> The exercise
Count how many lines contain "this" and reply with that number only.

> Records to use
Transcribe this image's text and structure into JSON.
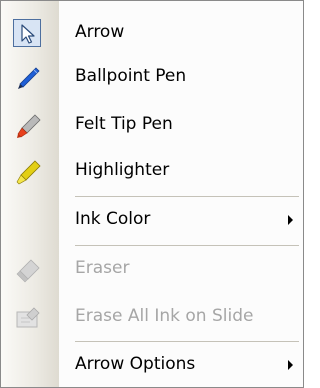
{
  "menu": {
    "items": [
      {
        "label": "Arrow",
        "icon": "arrow-cursor-icon",
        "disabled": false,
        "selected": true
      },
      {
        "label": "Ballpoint Pen",
        "icon": "ballpoint-pen-icon",
        "disabled": false
      },
      {
        "label": "Felt Tip Pen",
        "icon": "felt-tip-pen-icon",
        "disabled": false
      },
      {
        "label": "Highlighter",
        "icon": "highlighter-icon",
        "disabled": false
      },
      {
        "label": "Ink Color",
        "icon": "",
        "disabled": false,
        "submenu": true
      },
      {
        "label": "Eraser",
        "icon": "eraser-icon",
        "disabled": true
      },
      {
        "label": "Erase All Ink on Slide",
        "icon": "erase-all-ink-icon",
        "disabled": true
      },
      {
        "label": "Arrow Options",
        "icon": "",
        "disabled": false,
        "submenu": true
      }
    ]
  },
  "colors": {
    "gutter": "#eceae3",
    "selection": "#d8e4f4",
    "ballpoint": "#1f5fd6",
    "felt_tip": "#e8401c",
    "highlighter": "#e3cf14",
    "disabled_text": "#a6a6a6"
  }
}
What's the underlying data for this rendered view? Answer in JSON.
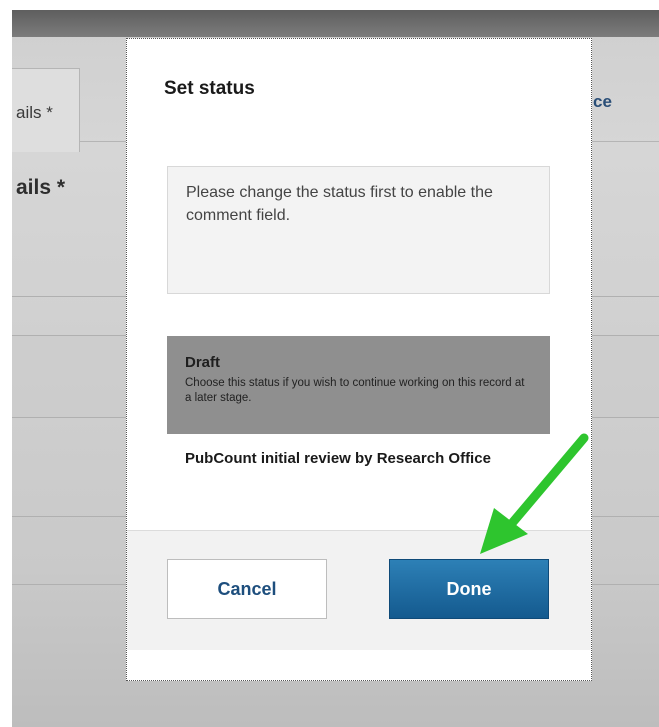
{
  "background": {
    "left_tab_label": "ails *",
    "right_tab_label": "ffice",
    "section_heading": "ails *"
  },
  "dialog": {
    "title": "Set status",
    "comment_hint": "Please change the status first to enable the comment field.",
    "statuses": [
      {
        "name": "Draft",
        "description": "Choose this status if you wish to continue working on this record at a later stage.",
        "selected": true
      },
      {
        "name": "PubCount initial review by Research Office",
        "description": "",
        "selected": false
      }
    ],
    "buttons": {
      "cancel_label": "Cancel",
      "done_label": "Done"
    }
  },
  "annotation": {
    "arrow_color": "#2ec52e",
    "arrow_icon": "green-arrow-pointing-to-done"
  },
  "colors": {
    "done_button": "#1a6aa3",
    "selected_status": "#8f8f8f",
    "link_blue": "#1d4e7d"
  }
}
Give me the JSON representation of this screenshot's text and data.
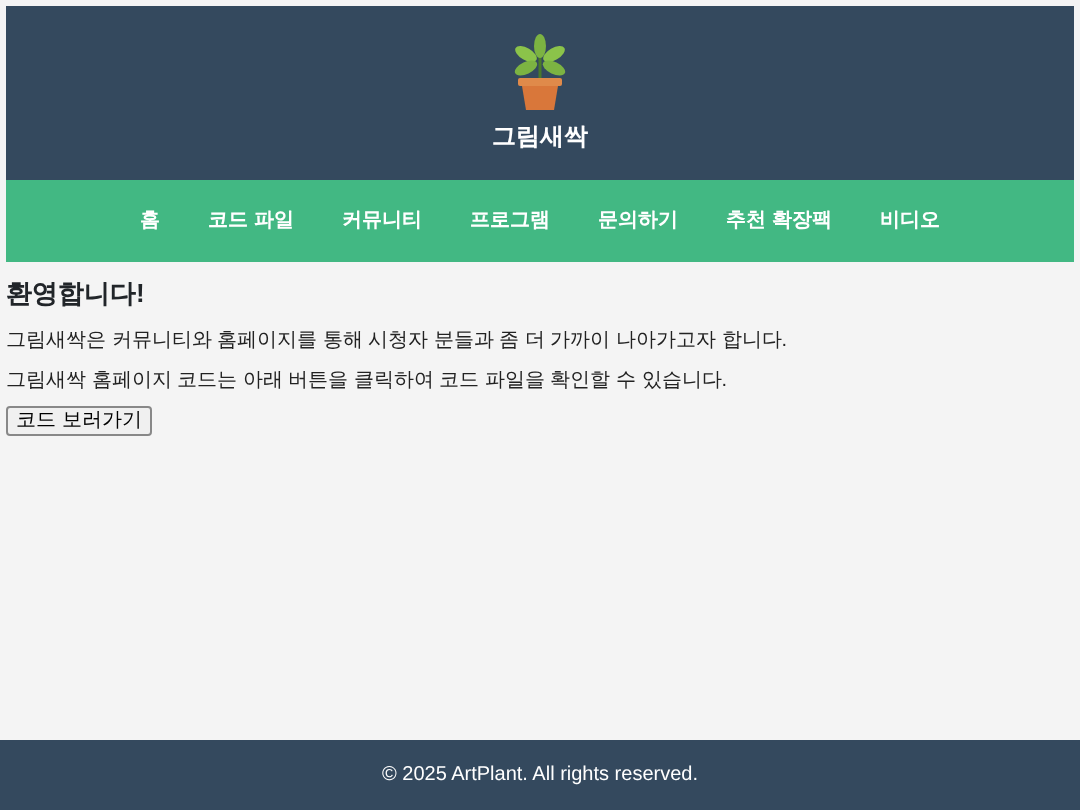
{
  "header": {
    "title": "그림새싹"
  },
  "nav": [
    {
      "label": "홈"
    },
    {
      "label": "코드 파일"
    },
    {
      "label": "커뮤니티"
    },
    {
      "label": "프로그램"
    },
    {
      "label": "문의하기"
    },
    {
      "label": "추천 확장팩"
    },
    {
      "label": "비디오"
    }
  ],
  "main": {
    "heading": "환영합니다!",
    "paragraphs": [
      "그림새싹은 커뮤니티와 홈페이지를 통해 시청자 분들과 좀 더 가까이 나아가고자 합니다.",
      "그림새싹 홈페이지 코드는 아래 버튼을 클릭하여 코드 파일을 확인할 수 있습니다."
    ],
    "button": "코드 보러가기"
  },
  "footer": {
    "text": "© 2025 ArtPlant. All rights reserved."
  }
}
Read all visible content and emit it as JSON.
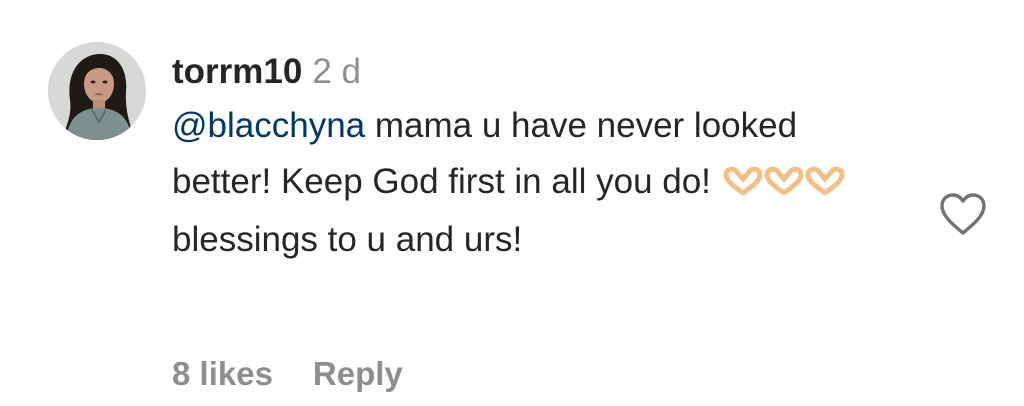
{
  "comment": {
    "username": "torrm10",
    "timestamp": "2 d",
    "mention": "@blacchyna",
    "text_part1": " mama u have never looked better! Keep God first in all you do! ",
    "emoji": "🫶🫶🫶",
    "text_part2": " blessings to u and urs!",
    "likes_label": "8 likes",
    "reply_label": "Reply",
    "avatar_icon": "profile-photo",
    "like_icon": "heart-outline-icon"
  },
  "colors": {
    "text": "#262626",
    "muted": "#8e8e8e",
    "mention": "#00376b"
  }
}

> Exercise answer
4